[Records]
════════════════════

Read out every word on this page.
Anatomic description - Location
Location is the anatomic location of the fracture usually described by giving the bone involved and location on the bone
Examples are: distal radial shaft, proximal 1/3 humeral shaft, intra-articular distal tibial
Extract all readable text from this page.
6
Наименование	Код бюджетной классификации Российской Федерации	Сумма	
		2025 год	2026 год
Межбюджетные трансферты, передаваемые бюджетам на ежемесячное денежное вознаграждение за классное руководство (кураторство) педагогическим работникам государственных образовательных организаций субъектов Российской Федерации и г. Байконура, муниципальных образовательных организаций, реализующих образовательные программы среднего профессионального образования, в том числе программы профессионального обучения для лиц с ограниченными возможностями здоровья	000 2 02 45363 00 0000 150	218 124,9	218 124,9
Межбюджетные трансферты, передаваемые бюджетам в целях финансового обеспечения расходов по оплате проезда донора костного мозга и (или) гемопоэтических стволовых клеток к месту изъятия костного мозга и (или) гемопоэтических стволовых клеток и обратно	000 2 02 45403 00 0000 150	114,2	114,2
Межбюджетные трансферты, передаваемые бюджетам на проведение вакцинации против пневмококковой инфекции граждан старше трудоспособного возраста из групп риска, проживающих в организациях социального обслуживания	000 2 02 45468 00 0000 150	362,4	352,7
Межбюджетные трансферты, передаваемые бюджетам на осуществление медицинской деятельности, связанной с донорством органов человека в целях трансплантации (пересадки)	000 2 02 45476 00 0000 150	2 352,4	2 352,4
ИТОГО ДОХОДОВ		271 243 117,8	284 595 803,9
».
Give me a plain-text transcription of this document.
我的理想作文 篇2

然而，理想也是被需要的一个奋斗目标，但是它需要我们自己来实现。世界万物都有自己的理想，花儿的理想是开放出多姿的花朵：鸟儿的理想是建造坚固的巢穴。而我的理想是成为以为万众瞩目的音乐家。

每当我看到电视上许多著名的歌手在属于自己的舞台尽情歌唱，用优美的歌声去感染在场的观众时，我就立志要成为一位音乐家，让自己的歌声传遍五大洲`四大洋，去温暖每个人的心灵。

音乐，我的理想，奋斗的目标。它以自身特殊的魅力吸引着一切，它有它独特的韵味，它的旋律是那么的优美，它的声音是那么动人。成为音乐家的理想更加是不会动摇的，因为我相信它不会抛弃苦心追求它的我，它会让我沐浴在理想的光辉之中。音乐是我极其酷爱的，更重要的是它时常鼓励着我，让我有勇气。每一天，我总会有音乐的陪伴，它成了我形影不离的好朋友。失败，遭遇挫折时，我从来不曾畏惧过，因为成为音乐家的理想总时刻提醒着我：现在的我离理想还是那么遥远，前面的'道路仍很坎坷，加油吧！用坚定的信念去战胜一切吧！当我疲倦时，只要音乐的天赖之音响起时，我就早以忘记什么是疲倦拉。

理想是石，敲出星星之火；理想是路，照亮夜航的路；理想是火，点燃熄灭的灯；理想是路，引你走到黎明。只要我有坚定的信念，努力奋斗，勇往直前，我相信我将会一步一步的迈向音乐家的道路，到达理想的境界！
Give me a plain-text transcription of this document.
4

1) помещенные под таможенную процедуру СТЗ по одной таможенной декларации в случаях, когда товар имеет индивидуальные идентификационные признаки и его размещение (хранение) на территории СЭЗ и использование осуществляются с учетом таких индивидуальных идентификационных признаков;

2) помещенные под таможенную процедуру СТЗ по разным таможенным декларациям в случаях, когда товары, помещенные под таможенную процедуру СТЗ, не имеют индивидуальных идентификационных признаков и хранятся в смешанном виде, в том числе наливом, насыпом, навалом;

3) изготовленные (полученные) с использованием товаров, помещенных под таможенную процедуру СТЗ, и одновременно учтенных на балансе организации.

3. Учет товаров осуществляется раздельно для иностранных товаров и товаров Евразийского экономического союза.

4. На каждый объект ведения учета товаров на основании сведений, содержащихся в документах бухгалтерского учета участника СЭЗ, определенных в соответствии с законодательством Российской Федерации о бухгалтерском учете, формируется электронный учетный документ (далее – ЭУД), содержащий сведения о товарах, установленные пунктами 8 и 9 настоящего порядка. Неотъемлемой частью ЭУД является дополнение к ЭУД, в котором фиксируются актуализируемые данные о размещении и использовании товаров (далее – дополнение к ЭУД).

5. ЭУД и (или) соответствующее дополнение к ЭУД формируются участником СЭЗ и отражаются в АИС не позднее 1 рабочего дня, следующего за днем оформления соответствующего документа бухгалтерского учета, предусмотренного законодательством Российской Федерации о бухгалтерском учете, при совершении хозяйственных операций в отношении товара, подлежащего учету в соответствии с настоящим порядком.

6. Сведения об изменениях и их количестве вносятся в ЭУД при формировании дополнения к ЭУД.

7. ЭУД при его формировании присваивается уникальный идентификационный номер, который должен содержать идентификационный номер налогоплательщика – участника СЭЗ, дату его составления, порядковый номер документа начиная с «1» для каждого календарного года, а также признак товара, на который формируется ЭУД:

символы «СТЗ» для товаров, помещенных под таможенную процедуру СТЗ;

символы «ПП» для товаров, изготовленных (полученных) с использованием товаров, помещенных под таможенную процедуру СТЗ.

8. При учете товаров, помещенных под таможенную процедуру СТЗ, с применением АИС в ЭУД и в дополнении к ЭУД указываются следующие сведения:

════════════════════

→ WORK TO DO
Your task is to extract all of the records exactly.

→ REPLY TO THE EXERCISE
Read out every word on this page.
Anatomic description - Location
Location is the anatomic location of the fracture usually described by giving the bone involved and location on the bone
Examples are: distal radial shaft, proximal 1/3 humeral shaft, intra-articular distal tibial
Extract all readable text from this page.
6
Наименование	Код бюджетной классификации Российской Федерации	Сумма	
		2025 год	2026 год
Межбюджетные трансферты, передаваемые бюджетам на ежемесячное денежное вознаграждение за классное руководство (кураторство) педагогическим работникам государственных образовательных организаций субъектов Российской Федерации и г. Байконура, муниципальных образовательных организаций, реализующих образовательные программы среднего профессионального образования, в том числе программы профессионального обучения для лиц с ограниченными возможностями здоровья	000 2 02 45363 00 0000 150	218 124,9	218 124,9
Межбюджетные трансферты, передаваемые бюджетам в целях финансового обеспечения расходов по оплате проезда донора костного мозга и (или) гемопоэтических стволовых клеток к месту изъятия костного мозга и (или) гемопоэтических стволовых клеток и обратно	000 2 02 45403 00 0000 150	114,2	114,2
Межбюджетные трансферты, передаваемые бюджетам на проведение вакцинации против пневмококковой инфекции граждан старше трудоспособного возраста из групп риска, проживающих в организациях социального обслуживания	000 2 02 45468 00 0000 150	362,4	352,7
Межбюджетные трансферты, передаваемые бюджетам на осуществление медицинской деятельности, связанной с донорством органов человека в целях трансплантации (пересадки)	000 2 02 45476 00 0000 150	2 352,4	2 352,4
ИТОГО ДОХОДОВ		271 243 117,8	284 595 803,9
».
Give me a plain-text transcription of this document.
我的理想作文 篇2

然而，理想也是被需要的一个奋斗目标，但是它需要我们自己来实现。世界万物都有自己的理想，花儿的理想是开放出多姿的花朵：鸟儿的理想是建造坚固的巢穴。而我的理想是成为以为万众瞩目的音乐家。

每当我看到电视上许多著名的歌手在属于自己的舞台尽情歌唱，用优美的歌声去感染在场的观众时，我就立志要成为一位音乐家，让自己的歌声传遍五大洲`四大洋，去温暖每个人的心灵。

音乐，我的理想，奋斗的目标。它以自身特殊的魅力吸引着一切，它有它独特的韵味，它的旋律是那么的优美，它的声音是那么动人。成为音乐家的理想更加是不会动摇的，因为我相信它不会抛弃苦心追求它的我，它会让我沐浴在理想的光辉之中。音乐是我极其酷爱的，更重要的是它时常鼓励着我，让我有勇气。每一天，我总会有音乐的陪伴，它成了我形影不离的好朋友。失败，遭遇挫折时，我从来不曾畏惧过，因为成为音乐家的理想总时刻提醒着我：现在的我离理想还是那么遥远，前面的'道路仍很坎坷，加油吧！用坚定的信念去战胜一切吧！当我疲倦时，只要音乐的天赖之音响起时，我就早以忘记什么是疲倦拉。

理想是石，敲出星星之火；理想是路，照亮夜航的路；理想是火，点燃熄灭的灯；理想是路，引你走到黎明。只要我有坚定的信念，努力奋斗，勇往直前，我相信我将会一步一步的迈向音乐家的道路，到达理想的境界！
Give me a plain-text transcription of this document.
4

1) помещенные под таможенную процедуру СТЗ по одной таможенной декларации в случаях, когда товар имеет индивидуальные идентификационные признаки и его размещение (хранение) на территории СЭЗ и использование осуществляются с учетом таких индивидуальных идентификационных признаков;

2) помещенные под таможенную процедуру СТЗ по разным таможенным декларациям в случаях, когда товары, помещенные под таможенную процедуру СТЗ, не имеют индивидуальных идентификационных признаков и хранятся в смешанном виде, в том числе наливом, насыпом, навалом;

3) изготовленные (полученные) с использованием товаров, помещенных под таможенную процедуру СТЗ, и одновременно учтенных на балансе организации.

3. Учет товаров осуществляется раздельно для иностранных товаров и товаров Евразийского экономического союза.

4. На каждый объект ведения учета товаров на основании сведений, содержащихся в документах бухгалтерского учета участника СЭЗ, определенных в соответствии с законодательством Российской Федерации о бухгалтерском учете, формируется электронный учетный документ (далее – ЭУД), содержащий сведения о товарах, установленные пунктами 8 и 9 настоящего порядка. Неотъемлемой частью ЭУД является дополнение к ЭУД, в котором фиксируются актуализируемые данные о размещении и использовании товаров (далее – дополнение к ЭУД).

5. ЭУД и (или) соответствующее дополнение к ЭУД формируются участником СЭЗ и отражаются в АИС не позднее 1 рабочего дня, следующего за днем оформления соответствующего документа бухгалтерского учета, предусмотренного законодательством Российской Федерации о бухгалтерском учете, при совершении хозяйственных операций в отношении товара, подлежащего учету в соответствии с настоящим порядком.

6. Сведения об изменениях и их количестве вносятся в ЭУД при формировании дополнения к ЭУД.

7. ЭУД при его формировании присваивается уникальный идентификационный номер, который должен содержать идентификационный номер налогоплательщика – участника СЭЗ, дату его составления, порядковый номер документа начиная с «1» для каждого календарного года, а также признак товара, на который формируется ЭУД:

символы «СТЗ» для товаров, помещенных под таможенную процедуру СТЗ;

символы «ПП» для товаров, изготовленных (полученных) с использованием товаров, помещенных под таможенную процедуру СТЗ.

8. При учете товаров, помещенных под таможенную процедуру СТЗ, с применением АИС в ЭУД и в дополнении к ЭУД указываются следующие сведения:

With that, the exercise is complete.